# [Exercise prompt]
Search the records below for the word "source" and show every line where it occurs.

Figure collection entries
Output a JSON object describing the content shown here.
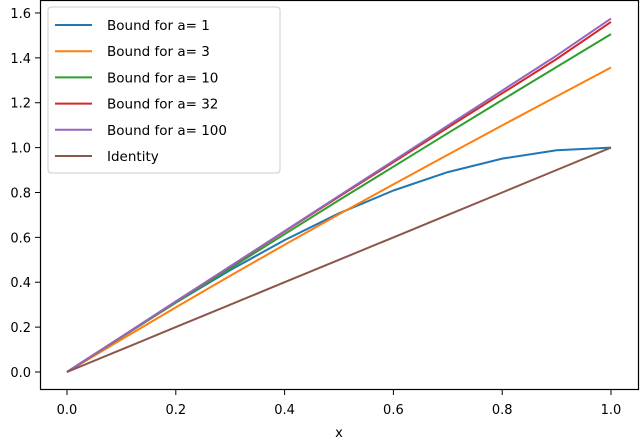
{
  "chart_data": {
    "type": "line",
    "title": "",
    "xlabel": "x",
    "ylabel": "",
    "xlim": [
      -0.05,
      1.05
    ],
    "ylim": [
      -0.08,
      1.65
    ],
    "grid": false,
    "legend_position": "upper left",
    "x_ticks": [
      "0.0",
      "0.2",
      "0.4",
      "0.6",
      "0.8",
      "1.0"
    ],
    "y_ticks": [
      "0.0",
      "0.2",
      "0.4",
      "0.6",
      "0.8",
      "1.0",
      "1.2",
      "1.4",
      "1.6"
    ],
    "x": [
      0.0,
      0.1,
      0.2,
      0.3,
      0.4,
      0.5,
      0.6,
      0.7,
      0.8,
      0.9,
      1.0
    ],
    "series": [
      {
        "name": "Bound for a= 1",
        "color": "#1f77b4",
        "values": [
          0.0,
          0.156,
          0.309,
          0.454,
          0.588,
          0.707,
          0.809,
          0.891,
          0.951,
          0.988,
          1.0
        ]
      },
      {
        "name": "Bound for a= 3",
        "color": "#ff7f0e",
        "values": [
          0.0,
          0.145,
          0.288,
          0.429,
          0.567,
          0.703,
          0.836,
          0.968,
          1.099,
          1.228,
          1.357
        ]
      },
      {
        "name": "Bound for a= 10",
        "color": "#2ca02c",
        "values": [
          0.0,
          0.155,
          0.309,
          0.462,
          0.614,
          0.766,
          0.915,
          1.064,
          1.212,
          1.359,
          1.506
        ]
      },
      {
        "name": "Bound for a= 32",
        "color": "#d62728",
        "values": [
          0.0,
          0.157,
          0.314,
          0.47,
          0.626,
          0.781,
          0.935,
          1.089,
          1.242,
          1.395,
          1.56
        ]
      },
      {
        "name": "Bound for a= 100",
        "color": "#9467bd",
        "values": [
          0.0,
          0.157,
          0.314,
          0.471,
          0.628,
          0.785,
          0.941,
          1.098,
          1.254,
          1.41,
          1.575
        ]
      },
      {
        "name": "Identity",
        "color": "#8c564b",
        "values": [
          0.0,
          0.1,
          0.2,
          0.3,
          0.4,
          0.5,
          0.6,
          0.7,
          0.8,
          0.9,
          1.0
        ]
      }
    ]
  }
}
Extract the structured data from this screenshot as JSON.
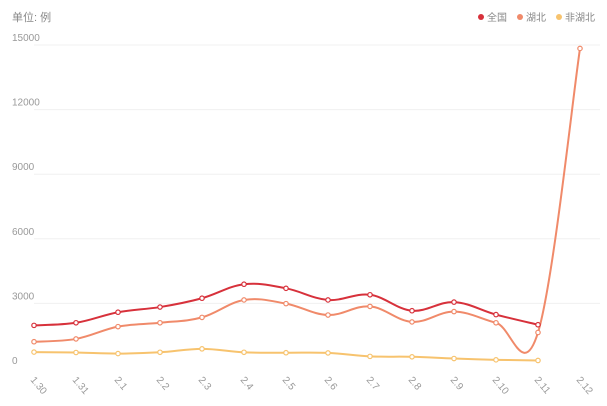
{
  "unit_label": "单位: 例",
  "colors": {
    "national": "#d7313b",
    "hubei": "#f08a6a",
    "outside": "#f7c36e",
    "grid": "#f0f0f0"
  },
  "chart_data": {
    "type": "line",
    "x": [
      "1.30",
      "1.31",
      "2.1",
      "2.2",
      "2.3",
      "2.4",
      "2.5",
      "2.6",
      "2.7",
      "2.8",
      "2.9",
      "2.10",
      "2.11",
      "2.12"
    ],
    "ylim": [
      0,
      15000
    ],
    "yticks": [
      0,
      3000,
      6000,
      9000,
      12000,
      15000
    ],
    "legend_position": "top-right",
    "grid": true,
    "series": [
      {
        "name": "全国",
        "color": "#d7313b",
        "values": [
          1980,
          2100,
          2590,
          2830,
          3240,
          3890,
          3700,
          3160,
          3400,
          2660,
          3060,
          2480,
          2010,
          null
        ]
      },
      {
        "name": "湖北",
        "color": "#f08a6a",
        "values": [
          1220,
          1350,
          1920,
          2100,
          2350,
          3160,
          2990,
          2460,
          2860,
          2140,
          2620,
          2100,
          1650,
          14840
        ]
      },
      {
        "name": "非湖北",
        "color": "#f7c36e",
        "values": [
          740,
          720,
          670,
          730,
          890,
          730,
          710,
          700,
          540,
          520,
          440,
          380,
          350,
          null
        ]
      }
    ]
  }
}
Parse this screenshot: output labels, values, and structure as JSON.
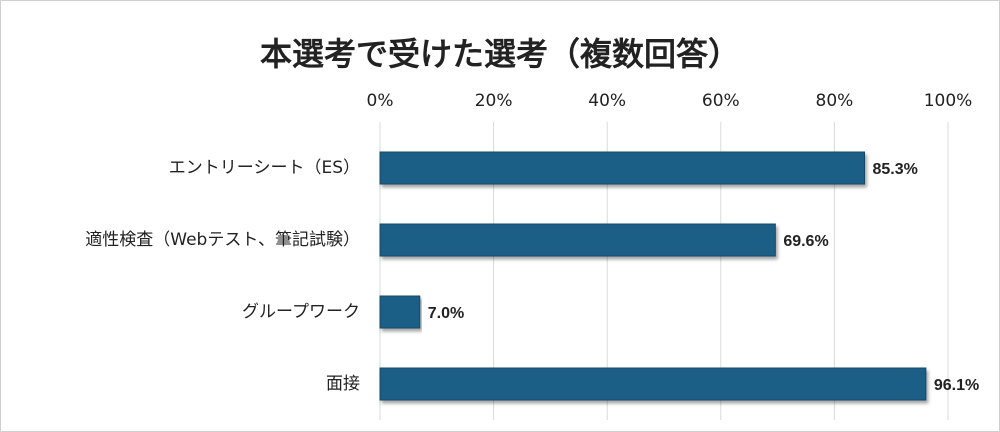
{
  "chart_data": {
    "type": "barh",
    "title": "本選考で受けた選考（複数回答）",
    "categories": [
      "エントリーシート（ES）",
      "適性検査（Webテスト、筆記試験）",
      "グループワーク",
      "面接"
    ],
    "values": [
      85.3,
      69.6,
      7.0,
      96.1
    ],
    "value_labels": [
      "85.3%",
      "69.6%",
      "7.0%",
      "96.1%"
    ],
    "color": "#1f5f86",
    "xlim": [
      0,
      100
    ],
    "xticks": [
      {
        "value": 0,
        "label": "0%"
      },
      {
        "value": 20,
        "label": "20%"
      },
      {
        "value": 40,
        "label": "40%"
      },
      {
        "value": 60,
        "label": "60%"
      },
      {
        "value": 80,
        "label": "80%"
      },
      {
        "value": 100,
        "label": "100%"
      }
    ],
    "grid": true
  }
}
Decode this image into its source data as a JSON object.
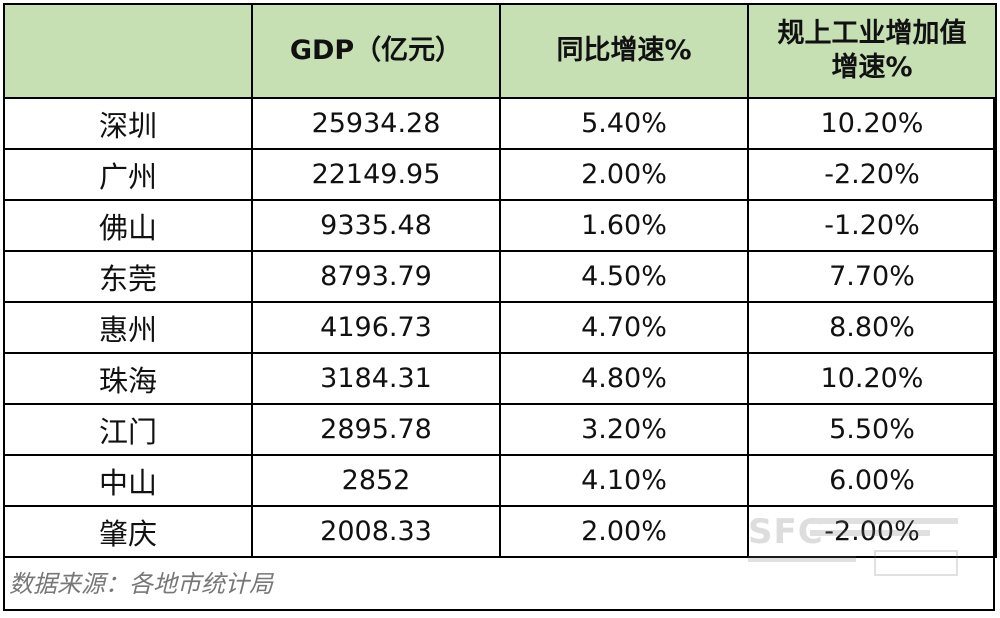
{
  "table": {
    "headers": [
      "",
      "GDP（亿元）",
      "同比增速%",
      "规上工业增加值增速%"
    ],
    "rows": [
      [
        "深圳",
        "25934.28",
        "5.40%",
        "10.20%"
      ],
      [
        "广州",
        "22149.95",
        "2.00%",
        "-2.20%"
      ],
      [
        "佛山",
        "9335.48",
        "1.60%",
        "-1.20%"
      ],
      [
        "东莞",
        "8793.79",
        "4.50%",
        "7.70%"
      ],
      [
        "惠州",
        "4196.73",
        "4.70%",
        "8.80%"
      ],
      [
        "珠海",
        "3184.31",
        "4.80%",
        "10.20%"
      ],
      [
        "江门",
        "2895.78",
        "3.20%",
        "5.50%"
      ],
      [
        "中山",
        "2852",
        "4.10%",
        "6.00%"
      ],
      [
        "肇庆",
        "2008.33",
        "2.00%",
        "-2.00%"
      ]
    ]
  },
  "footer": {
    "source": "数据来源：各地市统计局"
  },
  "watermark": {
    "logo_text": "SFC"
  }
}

# [Answer to this problem]
Decode this image into its source data as a JSON object.
    "source": "数据来源：各地市统计局"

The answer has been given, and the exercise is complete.